Stored records:
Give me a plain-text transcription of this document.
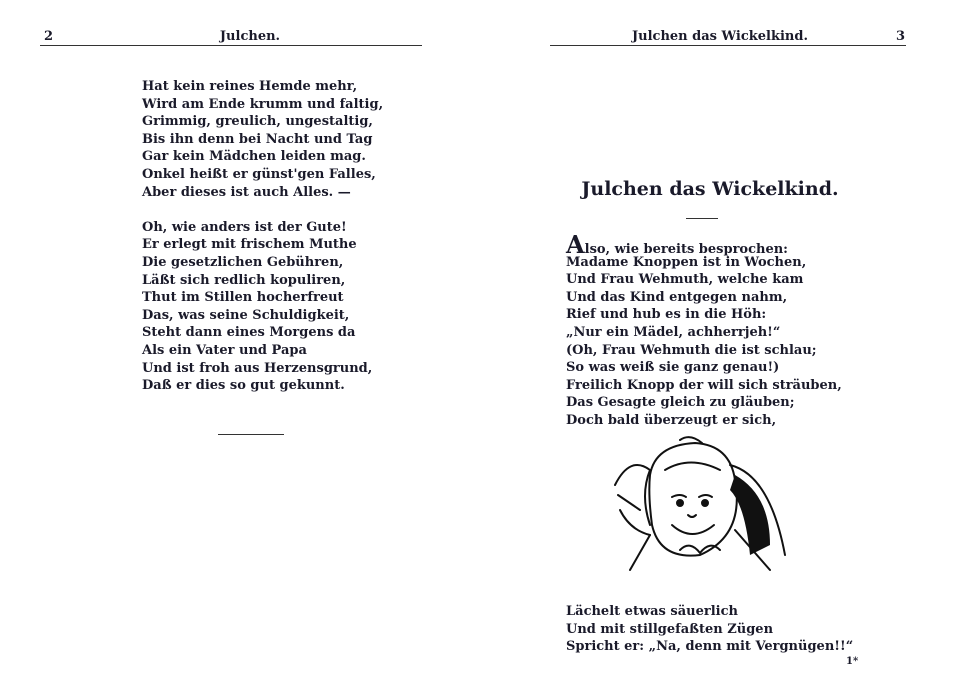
2	Julchen.
Hat kein reines Hemde mehr,
Wird am Ende krumm und faltig,
Grimmig, greulich, ungestaltig,
Bis ihn denn bei Nacht und Tag
Gar kein Mädchen leiden mag.
Onkel heißt er günst'gen Falles,
Aber dieses ist auch Alles. —
Oh, wie anders ist der Gute!
Er erlegt mit frischem Muthe
Die gesetzlichen Gebühren,
Läßt sich redlich kopuliren,
Thut im Stillen hocherfreut
Das, was seine Schuldigkeit,
Steht dann eines Morgens da
Als ein Vater und Papa
Und ist froh aus Herzensgrund,
Daß er dies so gut gekunnt.
Julchen das Wickelkind.	3
Julchen das Wickelkind.
Also, wie bereits besprochen:
Madame Knoppen ist in Wochen,
Und Frau Wehmuth, welche kam
Und das Kind entgegen nahm,
Rief und hub es in die Höh:
„Nur ein Mädel, achherrjeh!“
(Oh, Frau Wehmuth die ist schlau;
So was weiß sie ganz genau!)
Freilich Knopp der will sich sträuben,
Das Gesagte gleich zu gläuben;
Doch bald überzeugt er sich,
Lächelt etwas säuerlich
Und mit stillgefaßten Zügen
Spricht er: „Na, denn mit Vergnügen!!“
1*
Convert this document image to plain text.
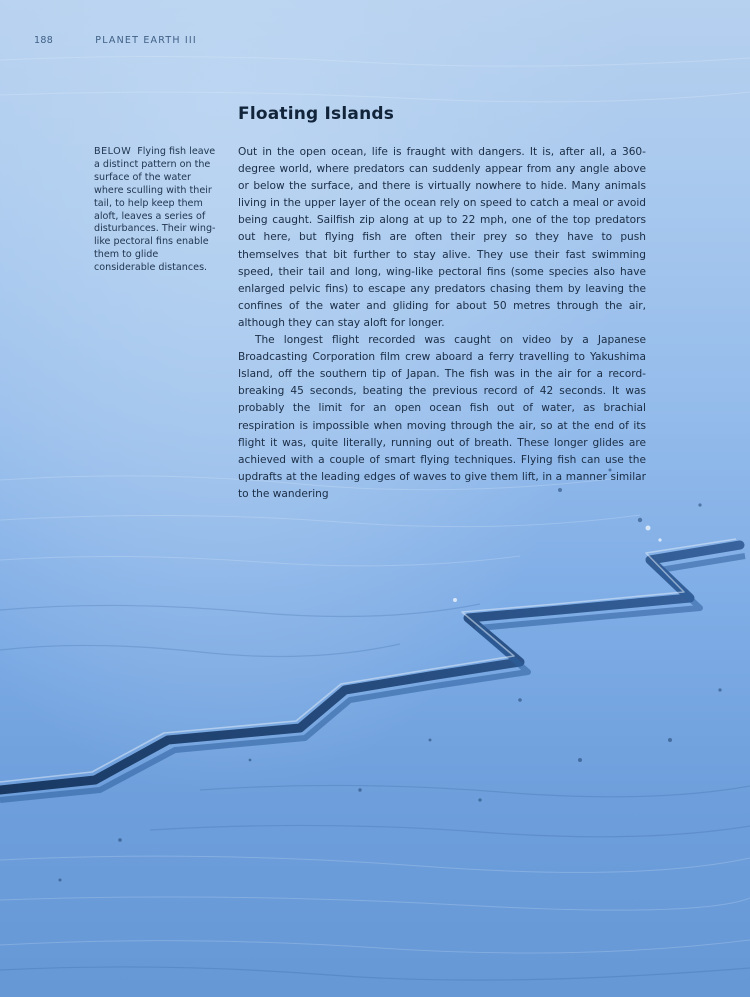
188	PLANET EARTH III
Floating Islands
BELOW Flying fish leave a distinct pattern on the surface of the water where sculling with their tail, to help keep them aloft, leaves a series of disturbances. Their wing-like pectoral fins enable them to glide considerable distances.

Out in the open ocean, life is fraught with dangers. It is, after all, a 360-degree world, where predators can suddenly appear from any angle above or below the surface, and there is virtually nowhere to hide. Many animals living in the upper layer of the ocean rely on speed to catch a meal or avoid being caught. Sailfish zip along at up to 22 mph, one of the top predators out here, but flying fish are often their prey so they have to push themselves that bit further to stay alive. They use their fast swimming speed, their tail and long, wing-like pectoral fins (some species also have enlarged pelvic fins) to escape any predators chasing them by leaving the confines of the water and gliding for about 50 metres through the air, although they can stay aloft for longer.

The longest flight recorded was caught on video by a Japanese Broadcasting Corporation film crew aboard a ferry travelling to Yakushima Island, off the southern tip of Japan. The fish was in the air for a record-breaking 45 seconds, beating the previous record of 42 seconds. It was probably the limit for an open ocean fish out of water, as brachial respiration is impossible when moving through the air, so at the end of its flight it was, quite literally, running out of breath. These longer glides are achieved with a couple of smart flying techniques. Flying fish can use the updrafts at the leading edges of waves to give them lift, in a manner similar to the wandering
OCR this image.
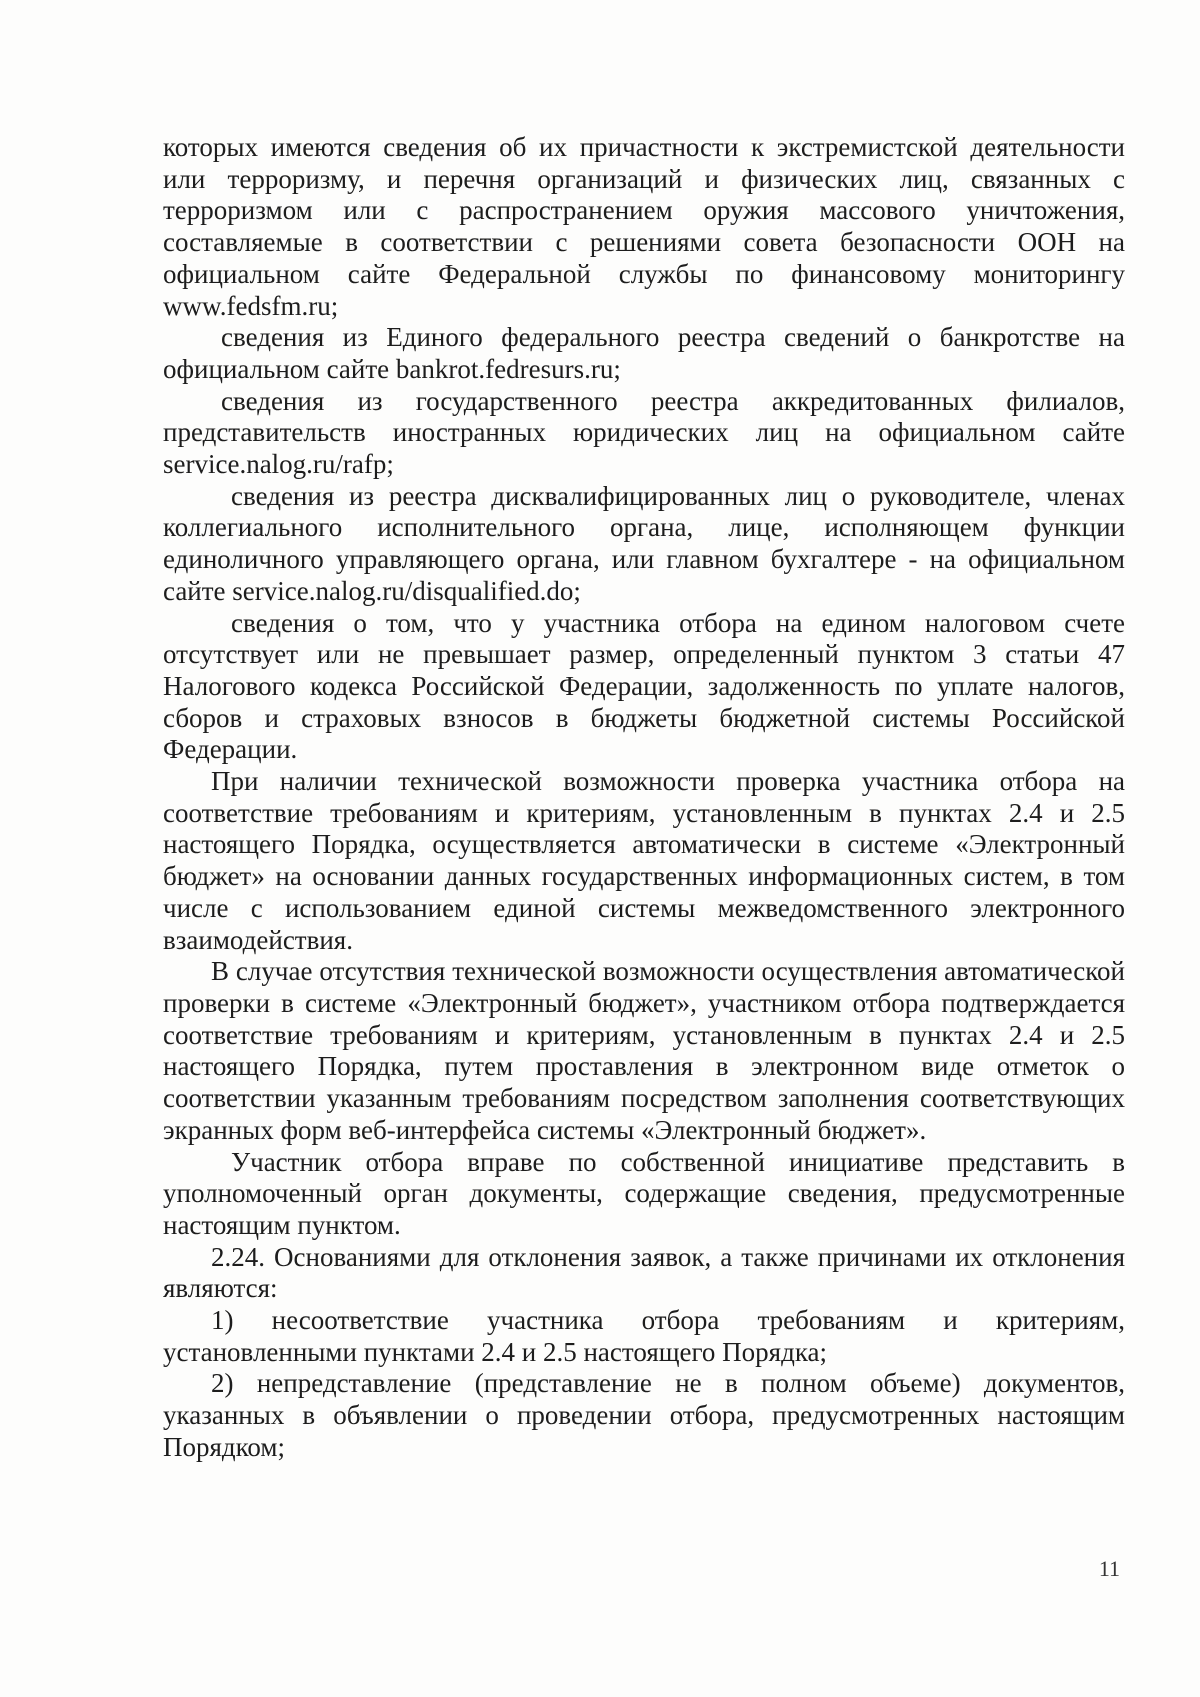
которых имеются сведения об их причастности к экстремистской деятельности или терроризму, и перечня организаций и физических лиц, связанных с терроризмом или с распространением оружия массового уничтожения, составляемые в соответствии с решениями совета безопасности ООН на официальном сайте Федеральной службы по финансовому мониторингу www.fedsfm.ru;

сведения из Единого федерального реестра сведений о банкротстве на официальном сайте bankrot.fedresurs.ru;

сведения из государственного реестра аккредитованных филиалов, представительств иностранных юридических лиц на официальном сайте service.nalog.ru/rafp;

сведения из реестра дисквалифицированных лиц о руководителе, членах коллегиального исполнительного органа, лице, исполняющем функции единоличного управляющего органа, или главном бухгалтере - на официальном сайте service.nalog.ru/disqualified.do;

сведения о том, что у участника отбора на едином налоговом счете отсутствует или не превышает размер, определенный пунктом 3 статьи 47 Налогового кодекса Российской Федерации, задолженность по уплате налогов, сборов и страховых взносов в бюджеты бюджетной системы Российской Федерации.

При наличии технической возможности проверка участника отбора на соответствие требованиям и критериям, установленным в пунктах 2.4 и 2.5 настоящего Порядка, осуществляется автоматически в системе «Электронный бюджет» на основании данных государственных информационных систем, в том числе с использованием единой системы межведомственного электронного взаимодействия.

В случае отсутствия технической возможности осуществления автоматической проверки в системе «Электронный бюджет», участником отбора подтверждается соответствие требованиям и критериям, установленным в пунктах 2.4 и 2.5 настоящего Порядка, путем проставления в электронном виде отметок о соответствии указанным требованиям посредством заполнения соответствующих экранных форм веб-интерфейса системы «Электронный бюджет».

Участник отбора вправе по собственной инициативе представить в уполномоченный орган документы, содержащие сведения, предусмотренные настоящим пунктом.

2.24. Основаниями для отклонения заявок, а также причинами их отклонения являются:

1) несоответствие участника отбора требованиям и критериям, установленными пунктами 2.4 и 2.5 настоящего Порядка;

2) непредставление (представление не в полном объеме) документов, указанных в объявлении о проведении отбора, предусмотренных настоящим Порядком;

11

» **Task objective**:
Gather each line from the listing above that holds "denn".

» **Reply**:
Bis ihn denn bei Nacht und Tag
Spricht er: „Na, denn mit Vergnügen!!“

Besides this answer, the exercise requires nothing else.